# Heuston to Dublin Airport



## rory (13 Sep 2006)

Hi Dublin Folk,

What the quickest way to get from Heuston to the airport, and how long is it likely to take? Would I make a 12.20 flight if my train arrives in Heuston at 10.15?

Many thanks,
Rory


----------



## robd (13 Sep 2006)

Taxi, up Infirmary Road or Arbour Hill, through Phisborro, then Finglas or Ballymun and through back road of Airport onto old Airport Road and in to Airport.  Depending on the traffic will take between 20 mins and 1 hr. Its risky for making it.

Airport Bus 748 via Busarus and Connolly.  At least 1 hr.  Can't see this working.


----------



## Lauren (13 Sep 2006)

Taxi definitely your best bet using the route described given your time constraint. Used it recently during mid afternoon and it took 40 minutes. Peak time could be another story however.


----------



## ClubMan (13 Sep 2006)

The bus normally takes me about 45 minutes although the route back from the airport was all over the place the last time I used it.


----------



## MugsGame (13 Sep 2006)

Taxi is the only way you might make it. Who are you flying with? Can you checkin online?


----------



## rory (13 Sep 2006)

Thanks for the replies.

I'm flying with Lufthansa, and I think I can check in online. Even so, it sounds a bit touch and go to get from Heuston in time, so I think I will fly up from Galway with Aer Arann instead.

Rory


----------



## EvilDoctorK (13 Sep 2006)

You'd make it alright in a taxi provided the train was on time ... even if the taxi took an hour (which it really shouldn't at that time of day) you'd still be in the airport an hour before the flight which is sufficient.

-=-=-=-=-

## Set problem A
In the thread on getting from Heuston to Dublin Airport, condense the paragraph beginning "Taxi, up Infirmary Road" into a shorter version that keeps its route, time range and verdict.
## Set problem B
Write the next post in the thread on getting from Heuston to Dublin Airport, following on from its final reply.

-=-=-=-=-

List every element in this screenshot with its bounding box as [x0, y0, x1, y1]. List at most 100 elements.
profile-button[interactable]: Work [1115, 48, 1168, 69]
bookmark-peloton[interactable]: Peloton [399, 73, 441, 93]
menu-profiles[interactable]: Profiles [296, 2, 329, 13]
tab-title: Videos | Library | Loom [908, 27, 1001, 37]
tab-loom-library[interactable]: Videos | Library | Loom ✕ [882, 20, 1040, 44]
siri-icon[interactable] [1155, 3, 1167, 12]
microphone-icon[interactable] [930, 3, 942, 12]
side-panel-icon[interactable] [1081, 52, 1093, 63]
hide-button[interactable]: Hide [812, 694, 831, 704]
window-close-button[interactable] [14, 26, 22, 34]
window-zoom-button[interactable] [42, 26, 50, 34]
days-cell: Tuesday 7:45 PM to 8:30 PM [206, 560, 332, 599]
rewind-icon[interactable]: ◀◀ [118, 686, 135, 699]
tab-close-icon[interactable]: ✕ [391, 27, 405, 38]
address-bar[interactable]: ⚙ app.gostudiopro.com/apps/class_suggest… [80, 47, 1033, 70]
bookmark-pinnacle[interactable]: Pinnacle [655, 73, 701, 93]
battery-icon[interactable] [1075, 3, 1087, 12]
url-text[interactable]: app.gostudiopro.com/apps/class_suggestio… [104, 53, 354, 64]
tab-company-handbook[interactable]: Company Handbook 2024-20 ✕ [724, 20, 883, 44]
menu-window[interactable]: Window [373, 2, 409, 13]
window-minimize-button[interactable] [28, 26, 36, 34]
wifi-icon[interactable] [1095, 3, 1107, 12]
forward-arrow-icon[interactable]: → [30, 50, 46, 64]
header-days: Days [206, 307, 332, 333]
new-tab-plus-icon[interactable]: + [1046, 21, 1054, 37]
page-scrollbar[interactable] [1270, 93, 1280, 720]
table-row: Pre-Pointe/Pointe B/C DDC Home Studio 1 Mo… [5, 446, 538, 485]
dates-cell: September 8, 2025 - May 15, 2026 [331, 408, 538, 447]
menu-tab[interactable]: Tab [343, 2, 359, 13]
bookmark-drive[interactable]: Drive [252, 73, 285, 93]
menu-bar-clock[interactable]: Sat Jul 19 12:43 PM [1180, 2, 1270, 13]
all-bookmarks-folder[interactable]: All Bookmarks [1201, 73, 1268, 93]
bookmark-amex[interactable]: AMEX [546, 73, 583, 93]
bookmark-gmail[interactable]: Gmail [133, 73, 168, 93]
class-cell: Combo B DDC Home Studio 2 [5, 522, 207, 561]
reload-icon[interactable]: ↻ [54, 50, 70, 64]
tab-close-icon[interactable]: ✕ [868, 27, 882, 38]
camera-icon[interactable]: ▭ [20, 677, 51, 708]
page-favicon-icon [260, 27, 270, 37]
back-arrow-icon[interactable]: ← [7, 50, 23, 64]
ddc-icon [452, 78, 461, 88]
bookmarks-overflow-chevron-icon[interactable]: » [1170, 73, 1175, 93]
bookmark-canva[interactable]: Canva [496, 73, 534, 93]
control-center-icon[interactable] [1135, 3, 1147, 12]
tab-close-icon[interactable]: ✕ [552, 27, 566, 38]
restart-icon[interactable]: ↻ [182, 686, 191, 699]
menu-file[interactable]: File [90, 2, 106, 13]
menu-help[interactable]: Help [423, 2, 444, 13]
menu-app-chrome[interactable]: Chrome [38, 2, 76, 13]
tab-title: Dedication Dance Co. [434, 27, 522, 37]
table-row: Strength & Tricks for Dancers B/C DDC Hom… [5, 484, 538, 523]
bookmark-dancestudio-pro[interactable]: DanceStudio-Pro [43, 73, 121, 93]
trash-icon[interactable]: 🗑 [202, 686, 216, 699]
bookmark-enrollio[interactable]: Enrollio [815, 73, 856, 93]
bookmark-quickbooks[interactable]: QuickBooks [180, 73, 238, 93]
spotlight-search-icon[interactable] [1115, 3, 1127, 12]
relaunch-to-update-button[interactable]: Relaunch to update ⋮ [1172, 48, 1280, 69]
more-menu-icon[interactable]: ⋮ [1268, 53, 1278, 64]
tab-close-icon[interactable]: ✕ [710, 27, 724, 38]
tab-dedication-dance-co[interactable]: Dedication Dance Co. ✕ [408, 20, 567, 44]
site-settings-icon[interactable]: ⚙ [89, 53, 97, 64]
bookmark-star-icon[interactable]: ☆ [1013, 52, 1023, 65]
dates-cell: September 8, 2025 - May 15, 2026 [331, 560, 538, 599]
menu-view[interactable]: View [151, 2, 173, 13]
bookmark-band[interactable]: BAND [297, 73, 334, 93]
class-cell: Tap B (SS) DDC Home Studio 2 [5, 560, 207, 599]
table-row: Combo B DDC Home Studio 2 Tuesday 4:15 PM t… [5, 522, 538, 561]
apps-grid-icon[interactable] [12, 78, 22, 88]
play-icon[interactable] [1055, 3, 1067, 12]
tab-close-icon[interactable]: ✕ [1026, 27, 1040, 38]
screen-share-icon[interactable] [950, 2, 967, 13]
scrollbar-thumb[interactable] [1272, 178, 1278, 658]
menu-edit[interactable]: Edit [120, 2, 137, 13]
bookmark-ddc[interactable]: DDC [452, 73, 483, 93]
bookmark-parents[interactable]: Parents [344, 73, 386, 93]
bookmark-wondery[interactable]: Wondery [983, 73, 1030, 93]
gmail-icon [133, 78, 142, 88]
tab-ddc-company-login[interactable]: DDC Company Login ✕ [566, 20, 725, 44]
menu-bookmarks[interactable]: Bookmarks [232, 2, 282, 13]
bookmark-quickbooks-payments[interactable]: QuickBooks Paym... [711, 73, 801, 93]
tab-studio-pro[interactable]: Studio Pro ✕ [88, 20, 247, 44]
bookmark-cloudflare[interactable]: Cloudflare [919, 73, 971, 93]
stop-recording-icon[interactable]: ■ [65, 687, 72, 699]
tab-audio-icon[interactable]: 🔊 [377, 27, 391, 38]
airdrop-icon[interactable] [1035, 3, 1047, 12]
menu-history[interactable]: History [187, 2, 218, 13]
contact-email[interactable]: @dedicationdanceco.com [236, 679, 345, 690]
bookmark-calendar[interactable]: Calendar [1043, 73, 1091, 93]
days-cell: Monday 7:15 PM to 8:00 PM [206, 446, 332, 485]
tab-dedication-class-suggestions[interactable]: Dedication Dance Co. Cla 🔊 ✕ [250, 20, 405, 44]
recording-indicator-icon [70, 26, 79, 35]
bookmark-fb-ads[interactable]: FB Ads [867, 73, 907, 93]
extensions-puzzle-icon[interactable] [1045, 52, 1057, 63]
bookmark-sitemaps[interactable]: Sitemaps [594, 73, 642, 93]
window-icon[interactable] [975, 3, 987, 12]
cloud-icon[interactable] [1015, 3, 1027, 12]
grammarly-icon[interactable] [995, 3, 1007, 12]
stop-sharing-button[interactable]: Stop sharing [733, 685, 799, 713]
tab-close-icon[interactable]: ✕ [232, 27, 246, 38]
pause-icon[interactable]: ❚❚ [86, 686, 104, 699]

-=-=-=-=-

## Expected answer A
Take a taxi up Infirmary Road or Arbour Hill, through Phisborro, then Finglas or Ballymun, along the airport's back road and the old Airport Road into the airport. Depending on traffic it takes 20 minutes to 1 hour, so making the flight is risky.

## Expected answer B
I'd look at flying up alright ... it would probalby be cheaper and less stress by the time you pay for the train and €20-25 for a taxi from Heuston to the airport (avoid suggestions to take you via the M50 as this is more expensive and unnecessary at that hour)


----------



## DirtyH2O (13 Sep 2006)

I did that trip almost every week for a couple of years - one of the many perks of a consultancy job. I had a 45 - 50 minute window and averaged 20 minutes going via quays, blackhall place, bolton street, drumcondra or M50 via Phoenix Park & Castleknock.


----------



## autumnleaf (13 Sep 2006)

Citylink bus (http://www.citylink.ie) go straight from Galway to Dublin airport (the Airport Express ones skip the city centre). I've found them reliable and comfortable. Book tickets in advance at Galway tourist office.


----------



## MargeSimpson (14 Sep 2006)

I flew out from Dublin Airport last week and the queue for security was nuts. Both security queues were starting back in the check in area.


----------



## Cahir (14 Sep 2006)

MargeSimpson said:


> I flew out from Dublin Airport last week and the queue for security was nuts. Both security queues were starting back in the check in area.



I've had completely different experiences twice in the last 3 weeks flying out of Dublin.  The first time on a Thursday at around 2.30pm it took 10 mins to get through security.  The second time last sat at 2pm it took about 3mins.

I guess you can be lucky.


----------



## rory (14 Sep 2006)

Thanks for all the replies. I have booked a flight with Aer Arann.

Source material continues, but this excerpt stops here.